#### PROBLEM STATEMENT:
Every line of the data that contains the string "this" must be copied.

#### Collected data entries:
.....

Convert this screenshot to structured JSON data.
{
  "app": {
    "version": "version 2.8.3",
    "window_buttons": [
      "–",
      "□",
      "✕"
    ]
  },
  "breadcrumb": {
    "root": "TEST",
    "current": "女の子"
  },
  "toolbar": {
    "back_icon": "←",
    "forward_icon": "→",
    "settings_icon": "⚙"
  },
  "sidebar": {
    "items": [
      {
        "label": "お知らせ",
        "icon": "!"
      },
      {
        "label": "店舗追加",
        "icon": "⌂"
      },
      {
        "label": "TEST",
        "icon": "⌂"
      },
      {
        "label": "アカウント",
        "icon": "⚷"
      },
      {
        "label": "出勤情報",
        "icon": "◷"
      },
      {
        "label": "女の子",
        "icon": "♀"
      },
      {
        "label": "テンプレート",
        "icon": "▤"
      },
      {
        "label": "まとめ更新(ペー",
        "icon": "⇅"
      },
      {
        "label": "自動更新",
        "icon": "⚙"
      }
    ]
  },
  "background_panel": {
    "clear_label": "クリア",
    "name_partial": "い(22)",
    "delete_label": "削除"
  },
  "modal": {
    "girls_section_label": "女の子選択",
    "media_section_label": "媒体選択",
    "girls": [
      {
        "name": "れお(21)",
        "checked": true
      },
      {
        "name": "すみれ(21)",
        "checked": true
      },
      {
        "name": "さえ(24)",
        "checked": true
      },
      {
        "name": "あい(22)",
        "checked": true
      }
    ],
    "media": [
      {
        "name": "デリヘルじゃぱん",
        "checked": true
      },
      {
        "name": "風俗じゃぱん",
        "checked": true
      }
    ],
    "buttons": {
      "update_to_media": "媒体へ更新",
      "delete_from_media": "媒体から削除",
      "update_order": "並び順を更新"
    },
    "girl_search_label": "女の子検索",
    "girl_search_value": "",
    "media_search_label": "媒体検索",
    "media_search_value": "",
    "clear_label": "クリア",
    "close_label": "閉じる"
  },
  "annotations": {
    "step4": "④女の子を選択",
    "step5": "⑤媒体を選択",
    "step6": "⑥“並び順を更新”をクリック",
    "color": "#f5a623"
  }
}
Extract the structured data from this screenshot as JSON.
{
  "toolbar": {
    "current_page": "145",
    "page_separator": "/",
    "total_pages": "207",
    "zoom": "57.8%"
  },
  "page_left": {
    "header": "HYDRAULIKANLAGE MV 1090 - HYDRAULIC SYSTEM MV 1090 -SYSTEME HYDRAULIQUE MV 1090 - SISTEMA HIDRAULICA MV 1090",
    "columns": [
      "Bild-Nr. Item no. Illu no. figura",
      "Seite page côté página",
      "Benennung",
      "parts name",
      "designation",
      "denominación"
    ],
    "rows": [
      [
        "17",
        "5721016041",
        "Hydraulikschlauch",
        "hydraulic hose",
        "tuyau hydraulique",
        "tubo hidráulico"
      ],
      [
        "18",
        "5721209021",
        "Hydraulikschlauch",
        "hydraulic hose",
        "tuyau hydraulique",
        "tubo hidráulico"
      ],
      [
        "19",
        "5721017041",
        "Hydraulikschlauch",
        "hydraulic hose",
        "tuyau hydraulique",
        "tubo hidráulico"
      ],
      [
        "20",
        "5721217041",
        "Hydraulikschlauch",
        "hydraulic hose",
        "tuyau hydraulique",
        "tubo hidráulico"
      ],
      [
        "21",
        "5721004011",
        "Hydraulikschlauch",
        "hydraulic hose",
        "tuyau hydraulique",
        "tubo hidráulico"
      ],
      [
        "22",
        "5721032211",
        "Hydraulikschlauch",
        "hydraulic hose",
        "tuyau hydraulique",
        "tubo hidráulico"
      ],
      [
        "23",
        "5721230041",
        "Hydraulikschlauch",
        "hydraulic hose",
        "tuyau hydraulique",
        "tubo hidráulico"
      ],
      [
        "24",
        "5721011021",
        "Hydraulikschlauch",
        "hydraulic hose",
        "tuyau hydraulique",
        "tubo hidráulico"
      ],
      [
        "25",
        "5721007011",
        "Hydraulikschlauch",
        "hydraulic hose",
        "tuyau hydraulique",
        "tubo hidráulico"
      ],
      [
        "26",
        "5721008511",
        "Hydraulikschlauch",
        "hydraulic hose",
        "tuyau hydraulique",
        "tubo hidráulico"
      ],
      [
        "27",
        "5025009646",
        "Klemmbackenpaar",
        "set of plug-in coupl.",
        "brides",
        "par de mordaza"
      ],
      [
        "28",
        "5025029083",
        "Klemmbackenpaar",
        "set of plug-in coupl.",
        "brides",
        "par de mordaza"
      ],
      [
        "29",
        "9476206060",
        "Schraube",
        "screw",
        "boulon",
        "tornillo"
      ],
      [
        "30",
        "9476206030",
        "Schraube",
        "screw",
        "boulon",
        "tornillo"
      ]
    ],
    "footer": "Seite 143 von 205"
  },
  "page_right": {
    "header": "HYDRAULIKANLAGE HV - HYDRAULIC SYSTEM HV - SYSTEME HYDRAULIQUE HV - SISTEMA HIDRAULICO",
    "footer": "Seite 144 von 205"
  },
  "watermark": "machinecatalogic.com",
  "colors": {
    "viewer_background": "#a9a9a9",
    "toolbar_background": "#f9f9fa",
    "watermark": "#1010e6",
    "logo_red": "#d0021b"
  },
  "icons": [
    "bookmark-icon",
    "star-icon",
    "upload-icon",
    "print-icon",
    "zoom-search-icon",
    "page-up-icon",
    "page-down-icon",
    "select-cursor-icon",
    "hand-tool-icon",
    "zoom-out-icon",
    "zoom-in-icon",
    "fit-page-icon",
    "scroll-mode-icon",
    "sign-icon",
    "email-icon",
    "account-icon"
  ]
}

.....

#### THE RESPONSE:
Convert this screenshot to structured JSON data.
Extract the structured data from this screenshot as JSON.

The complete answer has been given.